____ Source data

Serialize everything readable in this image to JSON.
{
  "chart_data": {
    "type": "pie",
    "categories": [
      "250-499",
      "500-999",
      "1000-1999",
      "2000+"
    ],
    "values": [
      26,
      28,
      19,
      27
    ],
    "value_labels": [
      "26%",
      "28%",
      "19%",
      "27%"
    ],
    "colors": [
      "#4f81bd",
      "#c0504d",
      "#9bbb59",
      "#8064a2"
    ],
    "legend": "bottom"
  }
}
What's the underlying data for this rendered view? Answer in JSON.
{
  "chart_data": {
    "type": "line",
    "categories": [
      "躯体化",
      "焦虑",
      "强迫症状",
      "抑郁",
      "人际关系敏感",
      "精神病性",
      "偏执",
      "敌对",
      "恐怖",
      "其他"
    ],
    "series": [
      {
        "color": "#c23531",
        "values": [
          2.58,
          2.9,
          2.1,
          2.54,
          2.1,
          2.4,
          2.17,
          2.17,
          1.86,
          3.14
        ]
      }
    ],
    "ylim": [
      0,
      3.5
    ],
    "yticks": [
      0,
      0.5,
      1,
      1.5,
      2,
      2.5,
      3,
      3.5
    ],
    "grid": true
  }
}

________

Stated exercise >>
From the entries, copy out each line containing the word "this".

Finished answer >>
Serialize everything readable in this image to JSON.
What's the underlying data for this rendered view? Answer in JSON.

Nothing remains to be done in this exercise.